**Your task**
Reproduce the data exactly.

**Records shown**
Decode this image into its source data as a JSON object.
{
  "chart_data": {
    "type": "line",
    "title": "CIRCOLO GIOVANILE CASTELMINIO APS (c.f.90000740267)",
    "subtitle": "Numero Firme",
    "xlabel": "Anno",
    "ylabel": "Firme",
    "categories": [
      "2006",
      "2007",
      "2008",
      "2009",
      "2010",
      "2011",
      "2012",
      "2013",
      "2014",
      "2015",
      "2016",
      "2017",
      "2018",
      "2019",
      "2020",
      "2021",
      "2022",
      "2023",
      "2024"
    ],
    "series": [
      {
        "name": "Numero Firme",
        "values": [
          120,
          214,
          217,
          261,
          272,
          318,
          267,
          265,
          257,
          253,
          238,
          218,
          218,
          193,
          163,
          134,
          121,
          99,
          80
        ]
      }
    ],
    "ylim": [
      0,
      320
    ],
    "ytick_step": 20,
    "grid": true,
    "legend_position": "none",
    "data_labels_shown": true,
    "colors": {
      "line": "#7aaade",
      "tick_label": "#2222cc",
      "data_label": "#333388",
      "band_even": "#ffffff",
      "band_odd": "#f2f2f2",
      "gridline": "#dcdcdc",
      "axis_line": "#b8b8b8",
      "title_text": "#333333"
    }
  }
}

**Completed task**
Decode this image into its source data as a JSON object.
{
  "chart_data": {
    "type": "line",
    "title": "CIRCOLO GIOVANILE CASTELMINIO APS (c.f.90000740267)",
    "subtitle": "Numero Firme",
    "xlabel": "Anno",
    "ylabel": "Firme",
    "categories": [
      "2006",
      "2007",
      "2008",
      "2009",
      "2010",
      "2011",
      "2012",
      "2013",
      "2014",
      "2015",
      "2016",
      "2017",
      "2018",
      "2019",
      "2020",
      "2021",
      "2022",
      "2023",
      "2024"
    ],
    "series": [
      {
        "name": "Numero Firme",
        "values": [
          120,
          214,
          217,
          261,
          272,
          318,
          267,
          265,
          257,
          253,
          238,
          218,
          218,
          193,
          163,
          134,
          121,
          99,
          80
        ]
      }
    ],
    "ylim": [
      0,
      320
    ],
    "ytick_step": 20,
    "grid": true,
    "legend_position": "none",
    "data_labels_shown": true,
    "colors": {
      "line": "#7aaade",
      "tick_label": "#2222cc",
      "data_label": "#333388",
      "band_even": "#ffffff",
      "band_odd": "#f2f2f2",
      "gridline": "#dcdcdc",
      "axis_line": "#b8b8b8",
      "title_text": "#333333"
    }
  }
}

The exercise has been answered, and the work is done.